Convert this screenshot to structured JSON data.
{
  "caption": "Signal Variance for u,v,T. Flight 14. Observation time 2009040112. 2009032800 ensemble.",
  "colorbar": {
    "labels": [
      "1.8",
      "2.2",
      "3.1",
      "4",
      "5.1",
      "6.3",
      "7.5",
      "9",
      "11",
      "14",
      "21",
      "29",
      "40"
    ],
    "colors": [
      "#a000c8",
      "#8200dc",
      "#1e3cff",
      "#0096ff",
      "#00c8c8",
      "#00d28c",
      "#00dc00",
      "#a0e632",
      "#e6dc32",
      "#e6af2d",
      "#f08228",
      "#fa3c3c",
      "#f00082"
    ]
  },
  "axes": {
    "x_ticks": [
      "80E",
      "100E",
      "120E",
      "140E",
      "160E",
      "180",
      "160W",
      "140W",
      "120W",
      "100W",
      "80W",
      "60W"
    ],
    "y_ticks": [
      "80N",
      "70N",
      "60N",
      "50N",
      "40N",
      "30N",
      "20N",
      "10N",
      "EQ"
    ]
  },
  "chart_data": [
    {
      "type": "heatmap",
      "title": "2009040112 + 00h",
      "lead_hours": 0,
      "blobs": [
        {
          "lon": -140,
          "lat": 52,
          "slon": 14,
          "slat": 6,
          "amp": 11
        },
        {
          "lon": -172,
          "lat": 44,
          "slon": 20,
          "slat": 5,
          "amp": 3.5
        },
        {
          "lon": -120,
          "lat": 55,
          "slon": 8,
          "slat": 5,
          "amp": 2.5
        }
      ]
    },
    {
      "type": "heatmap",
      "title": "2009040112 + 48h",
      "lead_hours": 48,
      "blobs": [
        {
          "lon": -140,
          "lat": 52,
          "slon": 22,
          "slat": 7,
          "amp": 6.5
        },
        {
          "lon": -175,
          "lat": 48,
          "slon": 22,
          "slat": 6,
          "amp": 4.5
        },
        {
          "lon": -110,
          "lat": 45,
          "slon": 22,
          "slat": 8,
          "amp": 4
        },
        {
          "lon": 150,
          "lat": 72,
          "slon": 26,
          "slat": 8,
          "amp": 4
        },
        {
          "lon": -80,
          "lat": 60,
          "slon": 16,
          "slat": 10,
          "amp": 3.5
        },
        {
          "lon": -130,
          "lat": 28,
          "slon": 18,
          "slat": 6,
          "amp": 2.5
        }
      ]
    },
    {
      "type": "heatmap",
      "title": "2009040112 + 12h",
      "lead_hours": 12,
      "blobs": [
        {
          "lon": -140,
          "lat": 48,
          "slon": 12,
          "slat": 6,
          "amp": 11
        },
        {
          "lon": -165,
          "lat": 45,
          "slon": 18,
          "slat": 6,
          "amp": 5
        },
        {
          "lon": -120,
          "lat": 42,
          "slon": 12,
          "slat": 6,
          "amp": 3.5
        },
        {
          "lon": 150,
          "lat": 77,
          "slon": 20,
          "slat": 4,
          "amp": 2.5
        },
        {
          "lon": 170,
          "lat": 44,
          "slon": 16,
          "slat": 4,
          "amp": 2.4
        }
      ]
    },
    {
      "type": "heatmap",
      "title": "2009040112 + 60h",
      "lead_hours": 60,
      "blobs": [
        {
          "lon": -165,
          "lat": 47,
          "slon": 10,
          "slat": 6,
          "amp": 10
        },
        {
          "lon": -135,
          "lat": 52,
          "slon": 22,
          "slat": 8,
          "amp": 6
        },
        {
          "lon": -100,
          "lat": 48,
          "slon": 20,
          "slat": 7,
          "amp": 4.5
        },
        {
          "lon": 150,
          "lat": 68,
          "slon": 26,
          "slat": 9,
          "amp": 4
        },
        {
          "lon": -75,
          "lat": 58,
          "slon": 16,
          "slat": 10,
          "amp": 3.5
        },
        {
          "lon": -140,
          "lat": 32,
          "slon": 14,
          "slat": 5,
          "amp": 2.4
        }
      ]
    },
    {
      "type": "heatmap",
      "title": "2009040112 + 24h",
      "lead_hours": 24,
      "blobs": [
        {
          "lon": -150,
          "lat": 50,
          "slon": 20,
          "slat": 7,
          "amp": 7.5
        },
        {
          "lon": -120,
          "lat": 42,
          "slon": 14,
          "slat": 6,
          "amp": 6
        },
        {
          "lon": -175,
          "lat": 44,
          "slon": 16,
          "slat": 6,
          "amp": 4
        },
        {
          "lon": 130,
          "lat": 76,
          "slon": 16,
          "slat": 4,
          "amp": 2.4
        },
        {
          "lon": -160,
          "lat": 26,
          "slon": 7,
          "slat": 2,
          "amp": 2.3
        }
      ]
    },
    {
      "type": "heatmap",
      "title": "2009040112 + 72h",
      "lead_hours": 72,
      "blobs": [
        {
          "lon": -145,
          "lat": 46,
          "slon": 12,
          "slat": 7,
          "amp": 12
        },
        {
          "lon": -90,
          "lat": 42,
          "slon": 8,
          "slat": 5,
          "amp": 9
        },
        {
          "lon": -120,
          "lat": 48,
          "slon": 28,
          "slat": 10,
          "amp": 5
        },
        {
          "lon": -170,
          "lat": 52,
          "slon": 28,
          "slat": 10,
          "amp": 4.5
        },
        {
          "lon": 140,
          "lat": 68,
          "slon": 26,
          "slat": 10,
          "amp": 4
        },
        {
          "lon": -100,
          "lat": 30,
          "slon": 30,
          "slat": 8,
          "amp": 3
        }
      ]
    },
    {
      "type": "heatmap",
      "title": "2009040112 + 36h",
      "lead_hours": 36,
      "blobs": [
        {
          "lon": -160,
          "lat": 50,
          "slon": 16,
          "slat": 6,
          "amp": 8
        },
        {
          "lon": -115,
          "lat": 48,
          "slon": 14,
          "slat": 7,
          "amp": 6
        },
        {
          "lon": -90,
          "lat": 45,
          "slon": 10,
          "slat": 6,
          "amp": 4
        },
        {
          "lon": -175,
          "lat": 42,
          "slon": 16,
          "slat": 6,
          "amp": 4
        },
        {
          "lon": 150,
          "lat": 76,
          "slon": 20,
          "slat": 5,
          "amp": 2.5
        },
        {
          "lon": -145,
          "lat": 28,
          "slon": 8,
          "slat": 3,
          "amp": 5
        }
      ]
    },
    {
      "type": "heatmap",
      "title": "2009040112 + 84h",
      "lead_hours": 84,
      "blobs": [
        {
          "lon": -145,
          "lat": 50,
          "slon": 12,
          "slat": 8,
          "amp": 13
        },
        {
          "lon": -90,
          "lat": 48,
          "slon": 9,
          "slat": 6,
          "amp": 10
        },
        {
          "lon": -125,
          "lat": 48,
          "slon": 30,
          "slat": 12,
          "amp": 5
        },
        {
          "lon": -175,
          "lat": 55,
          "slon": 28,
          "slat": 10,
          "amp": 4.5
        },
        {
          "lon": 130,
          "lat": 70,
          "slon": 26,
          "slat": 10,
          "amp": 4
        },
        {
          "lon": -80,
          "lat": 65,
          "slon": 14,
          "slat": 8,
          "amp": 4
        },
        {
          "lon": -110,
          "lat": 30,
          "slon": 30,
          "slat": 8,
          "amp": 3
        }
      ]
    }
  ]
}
- - - - -
Repeat every record, keeping each word and mark exactly as it is.

Convert this screenshot to structured JSON data.
{
  "caption": "Signal Variance for u,v,T. Flight 14. Observation time 2009040112. 2009032800 ensemble.",
  "colorbar": {
    "labels": [
      "1.8",
      "2.2",
      "3.1",
      "4",
      "5.1",
      "6.3",
      "7.5",
      "9",
      "11",
      "14",
      "21",
      "29",
      "40"
    ],
    "colors": [
      "#a000c8",
      "#8200dc",
      "#1e3cff",
      "#0096ff",
      "#00c8c8",
      "#00d28c",
      "#00dc00",
      "#a0e632",
      "#e6dc32",
      "#e6af2d",
      "#f08228",
      "#fa3c3c",
      "#f00082"
    ]
  },
  "axes": {
    "x_ticks": [
      "80E",
      "100E",
      "120E",
      "140E",
      "160E",
      "180",
      "160W",
      "140W",
      "120W",
      "100W",
      "80W",
      "60W"
    ],
    "y_ticks": [
      "80N",
      "70N",
      "60N",
      "50N",
      "40N",
      "30N",
      "20N",
      "10N",
      "EQ"
    ]
  },
  "chart_data": [
    {
      "type": "heatmap",
      "title": "2009040112 + 00h",
      "lead_hours": 0,
      "blobs": [
        {
          "lon": -140,
          "lat": 52,
          "slon": 14,
          "slat": 6,
          "amp": 11
        },
        {
          "lon": -172,
          "lat": 44,
          "slon": 20,
          "slat": 5,
          "amp": 3.5
        },
        {
          "lon": -120,
          "lat": 55,
          "slon": 8,
          "slat": 5,
          "amp": 2.5
        }
      ]
    },
    {
      "type": "heatmap",
      "title": "2009040112 + 48h",
      "lead_hours": 48,
      "blobs": [
        {
          "lon": -140,
          "lat": 52,
          "slon": 22,
          "slat": 7,
          "amp": 6.5
        },
        {
          "lon": -175,
          "lat": 48,
          "slon": 22,
          "slat": 6,
          "amp": 4.5
        },
        {
          "lon": -110,
          "lat": 45,
          "slon": 22,
          "slat": 8,
          "amp": 4
        },
        {
          "lon": 150,
          "lat": 72,
          "slon": 26,
          "slat": 8,
          "amp": 4
        },
        {
          "lon": -80,
          "lat": 60,
          "slon": 16,
          "slat": 10,
          "amp": 3.5
        },
        {
          "lon": -130,
          "lat": 28,
          "slon": 18,
          "slat": 6,
          "amp": 2.5
        }
      ]
    },
    {
      "type": "heatmap",
      "title": "2009040112 + 12h",
      "lead_hours": 12,
      "blobs": [
        {
          "lon": -140,
          "lat": 48,
          "slon": 12,
          "slat": 6,
          "amp": 11
        },
        {
          "lon": -165,
          "lat": 45,
          "slon": 18,
          "slat": 6,
          "amp": 5
        },
        {
          "lon": -120,
          "lat": 42,
          "slon": 12,
          "slat": 6,
          "amp": 3.5
        },
        {
          "lon": 150,
          "lat": 77,
          "slon": 20,
          "slat": 4,
          "amp": 2.5
        },
        {
          "lon": 170,
          "lat": 44,
          "slon": 16,
          "slat": 4,
          "amp": 2.4
        }
      ]
    },
    {
      "type": "heatmap",
      "title": "2009040112 + 60h",
      "lead_hours": 60,
      "blobs": [
        {
          "lon": -165,
          "lat": 47,
          "slon": 10,
          "slat": 6,
          "amp": 10
        },
        {
          "lon": -135,
          "lat": 52,
          "slon": 22,
          "slat": 8,
          "amp": 6
        },
        {
          "lon": -100,
          "lat": 48,
          "slon": 20,
          "slat": 7,
          "amp": 4.5
        },
        {
          "lon": 150,
          "lat": 68,
          "slon": 26,
          "slat": 9,
          "amp": 4
        },
        {
          "lon": -75,
          "lat": 58,
          "slon": 16,
          "slat": 10,
          "amp": 3.5
        },
        {
          "lon": -140,
          "lat": 32,
          "slon": 14,
          "slat": 5,
          "amp": 2.4
        }
      ]
    },
    {
      "type": "heatmap",
      "title": "2009040112 + 24h",
      "lead_hours": 24,
      "blobs": [
        {
          "lon": -150,
          "lat": 50,
          "slon": 20,
          "slat": 7,
          "amp": 7.5
        },
        {
          "lon": -120,
          "lat": 42,
          "slon": 14,
          "slat": 6,
          "amp": 6
        },
        {
          "lon": -175,
          "lat": 44,
          "slon": 16,
          "slat": 6,
          "amp": 4
        },
        {
          "lon": 130,
          "lat": 76,
          "slon": 16,
          "slat": 4,
          "amp": 2.4
        },
        {
          "lon": -160,
          "lat": 26,
          "slon": 7,
          "slat": 2,
          "amp": 2.3
        }
      ]
    },
    {
      "type": "heatmap",
      "title": "2009040112 + 72h",
      "lead_hours": 72,
      "blobs": [
        {
          "lon": -145,
          "lat": 46,
          "slon": 12,
          "slat": 7,
          "amp": 12
        },
        {
          "lon": -90,
          "lat": 42,
          "slon": 8,
          "slat": 5,
          "amp": 9
        },
        {
          "lon": -120,
          "lat": 48,
          "slon": 28,
          "slat": 10,
          "amp": 5
        },
        {
          "lon": -170,
          "lat": 52,
          "slon": 28,
          "slat": 10,
          "amp": 4.5
        },
        {
          "lon": 140,
          "lat": 68,
          "slon": 26,
          "slat": 10,
          "amp": 4
        },
        {
          "lon": -100,
          "lat": 30,
          "slon": 30,
          "slat": 8,
          "amp": 3
        }
      ]
    },
    {
      "type": "heatmap",
      "title": "2009040112 + 36h",
      "lead_hours": 36,
      "blobs": [
        {
          "lon": -160,
          "lat": 50,
          "slon": 16,
          "slat": 6,
          "amp": 8
        },
        {
          "lon": -115,
          "lat": 48,
          "slon": 14,
          "slat": 7,
          "amp": 6
        },
        {
          "lon": -90,
          "lat": 45,
          "slon": 10,
          "slat": 6,
          "amp": 4
        },
        {
          "lon": -175,
          "lat": 42,
          "slon": 16,
          "slat": 6,
          "amp": 4
        },
        {
          "lon": 150,
          "lat": 76,
          "slon": 20,
          "slat": 5,
          "amp": 2.5
        },
        {
          "lon": -145,
          "lat": 28,
          "slon": 8,
          "slat": 3,
          "amp": 5
        }
      ]
    },
    {
      "type": "heatmap",
      "title": "2009040112 + 84h",
      "lead_hours": 84,
      "blobs": [
        {
          "lon": -145,
          "lat": 50,
          "slon": 12,
          "slat": 8,
          "amp": 13
        },
        {
          "lon": -90,
          "lat": 48,
          "slon": 9,
          "slat": 6,
          "amp": 10
        },
        {
          "lon": -125,
          "lat": 48,
          "slon": 30,
          "slat": 12,
          "amp": 5
        },
        {
          "lon": -175,
          "lat": 55,
          "slon": 28,
          "slat": 10,
          "amp": 4.5
        },
        {
          "lon": 130,
          "lat": 70,
          "slon": 26,
          "slat": 10,
          "amp": 4
        },
        {
          "lon": -80,
          "lat": 65,
          "slon": 14,
          "slat": 8,
          "amp": 4
        },
        {
          "lon": -110,
          "lat": 30,
          "slon": 30,
          "slat": 8,
          "amp": 3
        }
      ]
    }
  ]
}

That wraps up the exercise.